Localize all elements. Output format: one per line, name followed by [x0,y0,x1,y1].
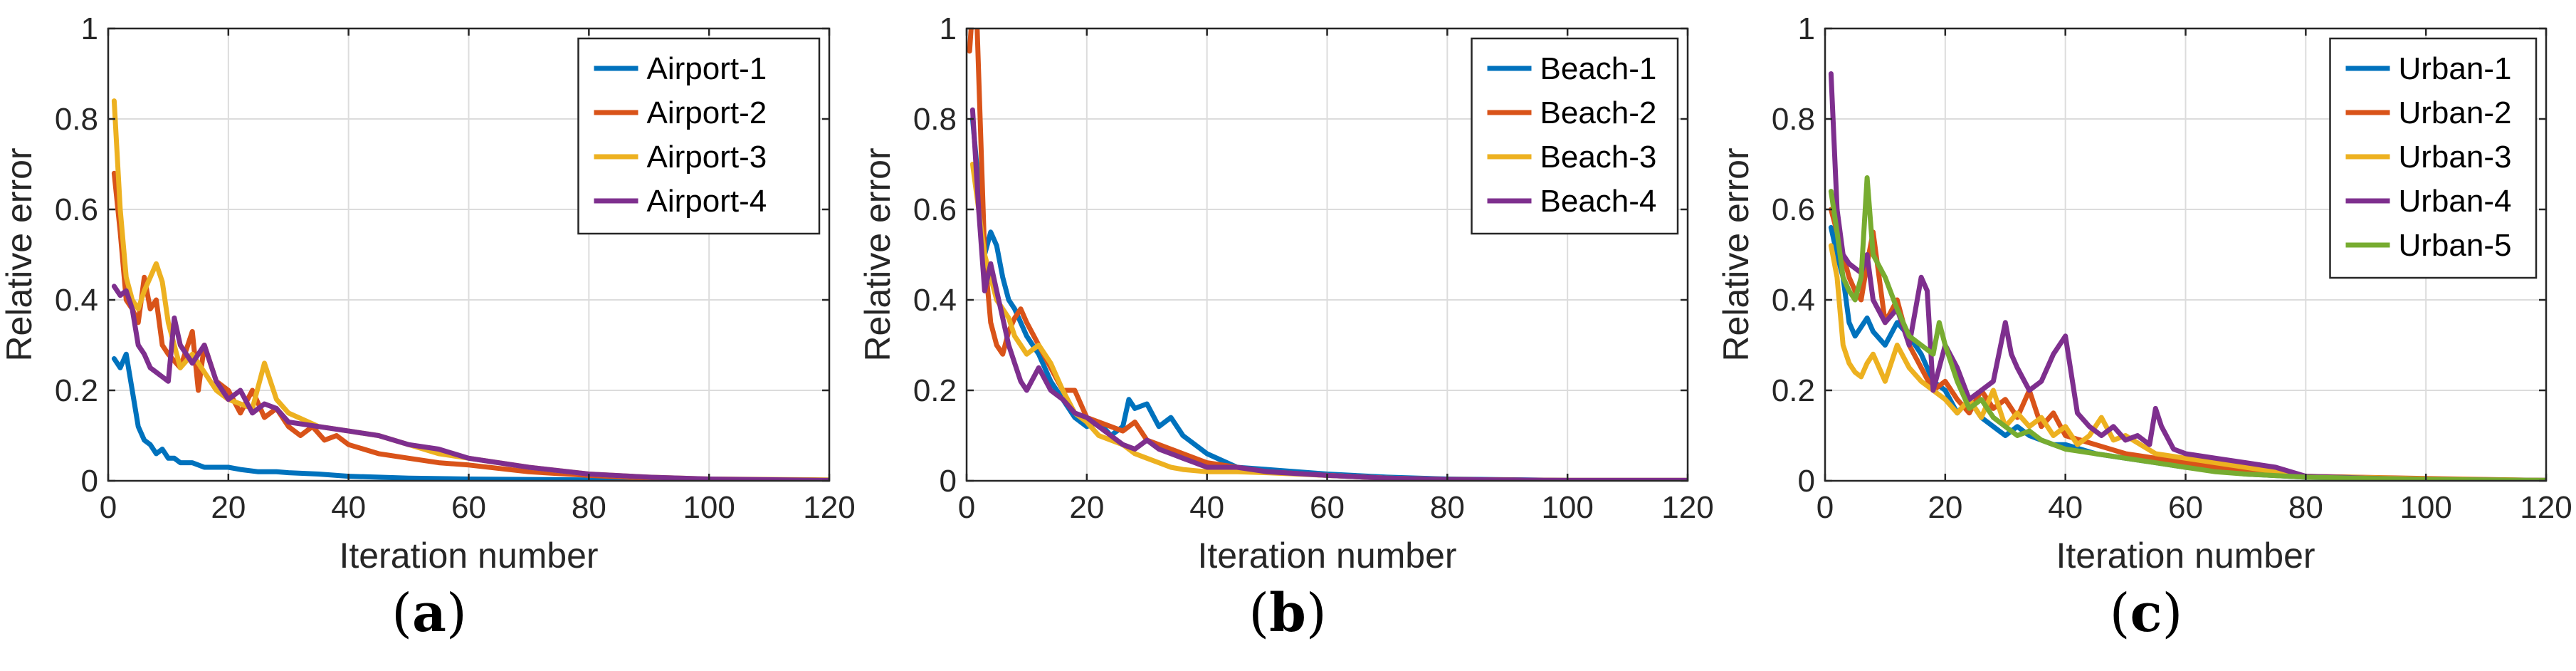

==

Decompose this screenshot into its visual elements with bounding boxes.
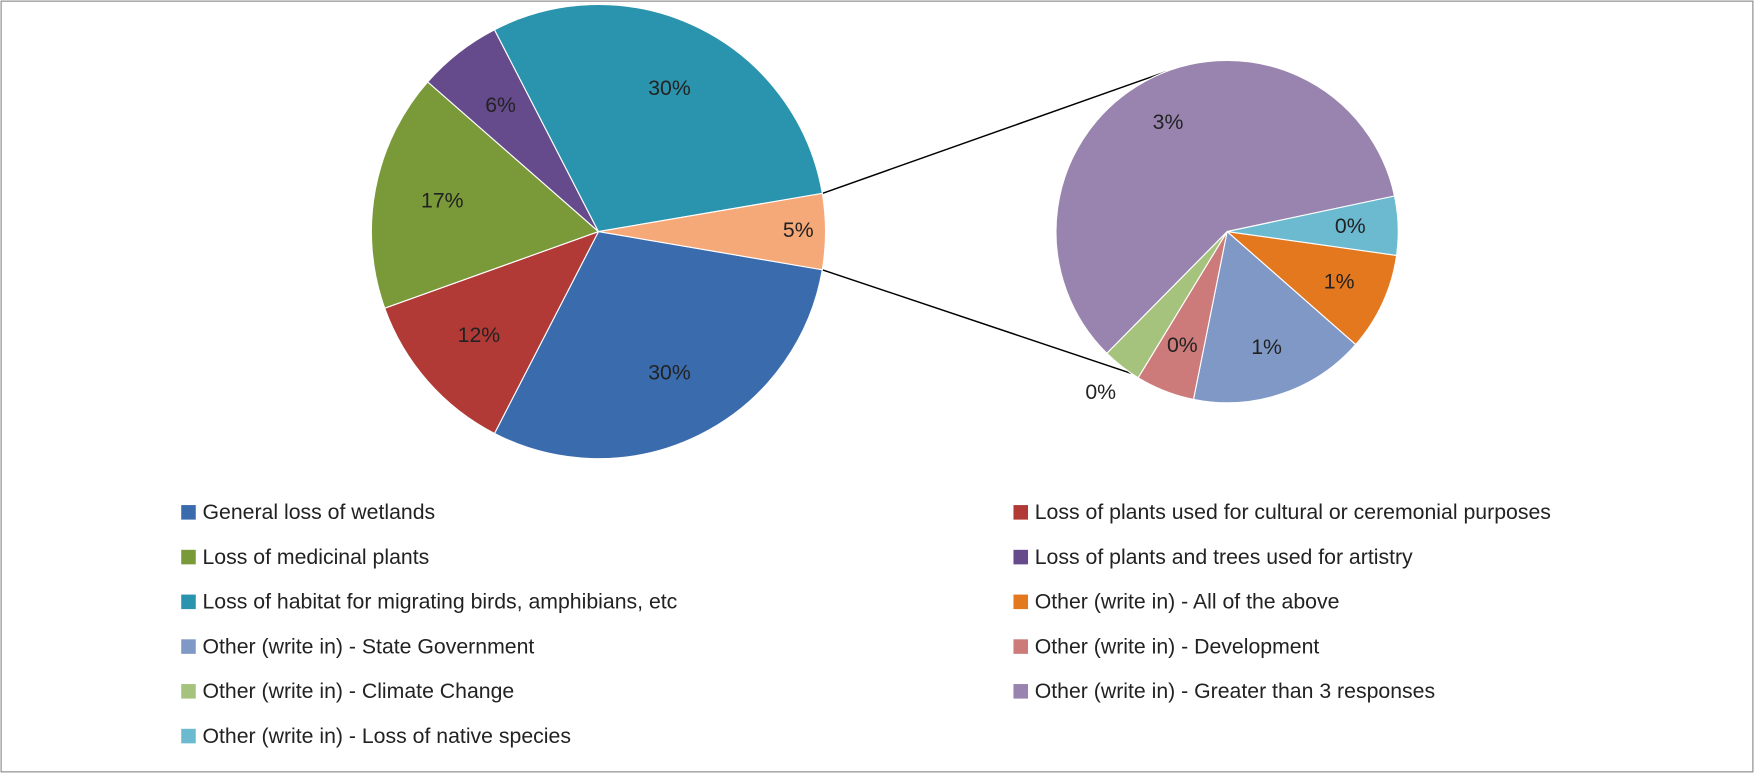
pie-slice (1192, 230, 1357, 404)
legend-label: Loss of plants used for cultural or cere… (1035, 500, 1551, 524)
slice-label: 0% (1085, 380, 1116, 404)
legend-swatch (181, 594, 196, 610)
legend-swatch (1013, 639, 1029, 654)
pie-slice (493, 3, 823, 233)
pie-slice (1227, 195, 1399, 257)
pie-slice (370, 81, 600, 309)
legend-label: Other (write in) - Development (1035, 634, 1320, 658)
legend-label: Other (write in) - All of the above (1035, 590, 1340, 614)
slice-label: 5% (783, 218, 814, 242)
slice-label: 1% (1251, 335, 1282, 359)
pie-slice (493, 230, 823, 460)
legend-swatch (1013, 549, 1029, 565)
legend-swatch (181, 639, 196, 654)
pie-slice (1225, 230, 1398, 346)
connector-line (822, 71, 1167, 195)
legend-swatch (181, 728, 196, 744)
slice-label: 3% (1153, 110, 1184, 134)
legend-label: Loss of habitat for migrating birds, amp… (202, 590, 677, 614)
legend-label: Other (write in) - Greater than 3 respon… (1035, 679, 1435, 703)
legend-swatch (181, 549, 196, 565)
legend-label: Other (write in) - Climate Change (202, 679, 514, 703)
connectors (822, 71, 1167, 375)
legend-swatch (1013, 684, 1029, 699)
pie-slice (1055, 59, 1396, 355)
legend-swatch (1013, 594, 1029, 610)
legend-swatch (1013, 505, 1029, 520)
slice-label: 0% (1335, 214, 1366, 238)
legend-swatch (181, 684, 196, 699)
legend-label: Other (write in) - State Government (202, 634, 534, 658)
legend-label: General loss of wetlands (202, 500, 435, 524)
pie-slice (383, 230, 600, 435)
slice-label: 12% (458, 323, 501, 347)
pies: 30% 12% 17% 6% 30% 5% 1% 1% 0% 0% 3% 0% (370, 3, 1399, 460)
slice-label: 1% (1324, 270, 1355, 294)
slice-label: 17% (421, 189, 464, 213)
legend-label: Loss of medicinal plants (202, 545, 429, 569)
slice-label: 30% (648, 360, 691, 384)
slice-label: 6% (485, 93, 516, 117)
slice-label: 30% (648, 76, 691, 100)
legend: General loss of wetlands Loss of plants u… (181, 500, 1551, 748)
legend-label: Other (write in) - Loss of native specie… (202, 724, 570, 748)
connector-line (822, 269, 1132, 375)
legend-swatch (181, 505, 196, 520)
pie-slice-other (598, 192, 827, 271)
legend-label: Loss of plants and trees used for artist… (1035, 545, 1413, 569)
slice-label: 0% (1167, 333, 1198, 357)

WHAT NEEDS TO BE DONE: Express the items starting at the line that contains "Decompose this screenshot" and ending at the line that contains "slice-label: 0% (1085, 380, 1116, 404)" as a two-column CSV with the headers instruction and output. Give one row per item, put each field in quotes with line breaks turned into spaces, and leave out the pictures.

FULL OUTPUT:
instruction,output
"Decompose this screenshot into its visual elements with bounding boxes.","pie-slice (1192, 230, 1357, 404) legend-label: Loss of plants used for cultural or cere… (1035, 500, 1551, 524) slice-label: 0% (1085, 380, 1116, 404)"